§ What this task involves
Reproduce all the entries precisely.

§ Record extracts
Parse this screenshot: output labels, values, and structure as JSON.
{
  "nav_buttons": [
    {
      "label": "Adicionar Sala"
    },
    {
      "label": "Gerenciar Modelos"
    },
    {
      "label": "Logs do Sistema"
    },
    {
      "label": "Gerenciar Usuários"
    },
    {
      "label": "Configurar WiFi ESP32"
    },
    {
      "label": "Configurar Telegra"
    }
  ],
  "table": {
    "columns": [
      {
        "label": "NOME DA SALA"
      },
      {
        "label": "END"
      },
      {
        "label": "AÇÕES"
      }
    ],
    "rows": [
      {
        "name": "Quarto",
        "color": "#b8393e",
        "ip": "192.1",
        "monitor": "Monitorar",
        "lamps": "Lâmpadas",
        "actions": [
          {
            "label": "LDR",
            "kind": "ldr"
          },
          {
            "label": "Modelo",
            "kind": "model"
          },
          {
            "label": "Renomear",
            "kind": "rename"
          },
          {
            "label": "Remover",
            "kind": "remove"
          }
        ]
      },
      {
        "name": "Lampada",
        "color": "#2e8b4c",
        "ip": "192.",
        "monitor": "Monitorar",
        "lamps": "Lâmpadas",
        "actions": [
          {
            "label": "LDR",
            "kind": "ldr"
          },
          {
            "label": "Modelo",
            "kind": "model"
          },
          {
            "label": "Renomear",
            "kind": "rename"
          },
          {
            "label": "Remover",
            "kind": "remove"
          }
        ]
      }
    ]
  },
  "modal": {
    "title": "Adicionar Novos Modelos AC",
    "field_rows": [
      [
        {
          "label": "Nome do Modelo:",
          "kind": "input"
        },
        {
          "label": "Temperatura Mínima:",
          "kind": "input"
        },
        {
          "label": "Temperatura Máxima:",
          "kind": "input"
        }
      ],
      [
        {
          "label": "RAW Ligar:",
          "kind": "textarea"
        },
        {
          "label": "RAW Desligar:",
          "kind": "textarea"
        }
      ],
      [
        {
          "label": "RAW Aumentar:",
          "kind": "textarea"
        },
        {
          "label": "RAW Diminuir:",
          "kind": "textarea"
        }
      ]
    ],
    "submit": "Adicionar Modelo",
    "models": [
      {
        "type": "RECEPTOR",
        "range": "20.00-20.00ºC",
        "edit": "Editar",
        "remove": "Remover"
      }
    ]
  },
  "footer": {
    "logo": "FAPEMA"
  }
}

§ Finished answer
Parse this screenshot: output labels, values, and structure as JSON.
{
  "nav_buttons": [
    {
      "label": "Adicionar Sala"
    },
    {
      "label": "Gerenciar Modelos"
    },
    {
      "label": "Logs do Sistema"
    },
    {
      "label": "Gerenciar Usuários"
    },
    {
      "label": "Configurar WiFi ESP32"
    },
    {
      "label": "Configurar Telegra"
    }
  ],
  "table": {
    "columns": [
      {
        "label": "NOME DA SALA"
      },
      {
        "label": "END"
      },
      {
        "label": "AÇÕES"
      }
    ],
    "rows": [
      {
        "name": "Quarto",
        "color": "#b8393e",
        "ip": "192.1",
        "monitor": "Monitorar",
        "lamps": "Lâmpadas",
        "actions": [
          {
            "label": "LDR",
            "kind": "ldr"
          },
          {
            "label": "Modelo",
            "kind": "model"
          },
          {
            "label": "Renomear",
            "kind": "rename"
          },
          {
            "label": "Remover",
            "kind": "remove"
          }
        ]
      },
      {
        "name": "Lampada",
        "color": "#2e8b4c",
        "ip": "192.",
        "monitor": "Monitorar",
        "lamps": "Lâmpadas",
        "actions": [
          {
            "label": "LDR",
            "kind": "ldr"
          },
          {
            "label": "Modelo",
            "kind": "model"
          },
          {
            "label": "Renomear",
            "kind": "rename"
          },
          {
            "label": "Remover",
            "kind": "remove"
          }
        ]
      }
    ]
  },
  "modal": {
    "title": "Adicionar Novos Modelos AC",
    "field_rows": [
      [
        {
          "label": "Nome do Modelo:",
          "kind": "input"
        },
        {
          "label": "Temperatura Mínima:",
          "kind": "input"
        },
        {
          "label": "Temperatura Máxima:",
          "kind": "input"
        }
      ],
      [
        {
          "label": "RAW Ligar:",
          "kind": "textarea"
        },
        {
          "label": "RAW Desligar:",
          "kind": "textarea"
        }
      ],
      [
        {
          "label": "RAW Aumentar:",
          "kind": "textarea"
        },
        {
          "label": "RAW Diminuir:",
          "kind": "textarea"
        }
      ]
    ],
    "submit": "Adicionar Modelo",
    "models": [
      {
        "type": "RECEPTOR",
        "range": "20.00-20.00ºC",
        "edit": "Editar",
        "remove": "Remover"
      }
    ]
  },
  "footer": {
    "logo": "FAPEMA"
  }
}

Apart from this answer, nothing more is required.